▶ Your goal: Quote the records that follow in full and exactly; leave out the pictures.

▶ Listed records:
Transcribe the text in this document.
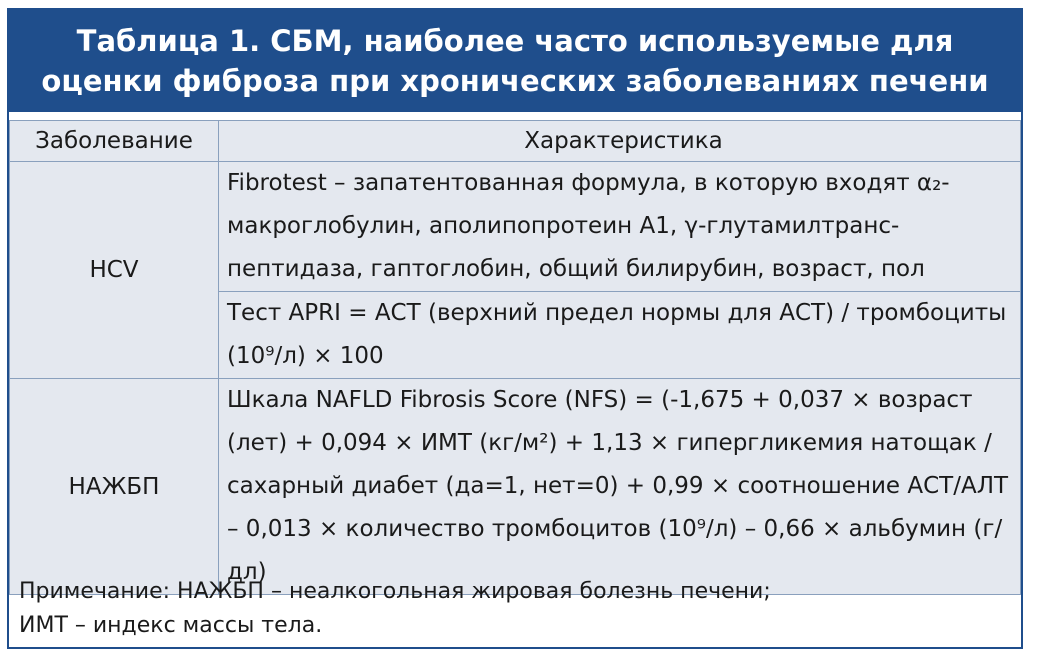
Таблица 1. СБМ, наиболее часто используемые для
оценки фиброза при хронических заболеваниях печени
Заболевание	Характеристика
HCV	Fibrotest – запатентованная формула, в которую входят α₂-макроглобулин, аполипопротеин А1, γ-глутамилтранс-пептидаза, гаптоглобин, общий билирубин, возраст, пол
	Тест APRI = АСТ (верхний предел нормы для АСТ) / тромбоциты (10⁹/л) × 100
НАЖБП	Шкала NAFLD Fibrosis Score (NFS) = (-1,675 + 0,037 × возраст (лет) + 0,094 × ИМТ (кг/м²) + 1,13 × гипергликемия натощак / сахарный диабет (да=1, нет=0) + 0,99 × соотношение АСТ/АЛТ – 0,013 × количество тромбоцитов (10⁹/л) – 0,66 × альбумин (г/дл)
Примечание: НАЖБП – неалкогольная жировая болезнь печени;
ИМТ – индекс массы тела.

▶ Expected answer:
Transcribe the text in this document.
Таблица 1. СБМ, наиболее часто используемые для
оценки фиброза при хронических заболеваниях печени
Заболевание	Характеристика
HCV	Fibrotest – запатентованная формула, в которую входят α₂-макроглобулин, аполипопротеин А1, γ-глутамилтранс-пептидаза, гаптоглобин, общий билирубин, возраст, пол
	Тест APRI = АСТ (верхний предел нормы для АСТ) / тромбоциты (10⁹/л) × 100
НАЖБП	Шкала NAFLD Fibrosis Score (NFS) = (-1,675 + 0,037 × возраст (лет) + 0,094 × ИМТ (кг/м²) + 1,13 × гипергликемия натощак / сахарный диабет (да=1, нет=0) + 0,99 × соотношение АСТ/АЛТ – 0,013 × количество тромбоцитов (10⁹/л) – 0,66 × альбумин (г/дл)
Примечание: НАЖБП – неалкогольная жировая болезнь печени;
ИМТ – индекс массы тела.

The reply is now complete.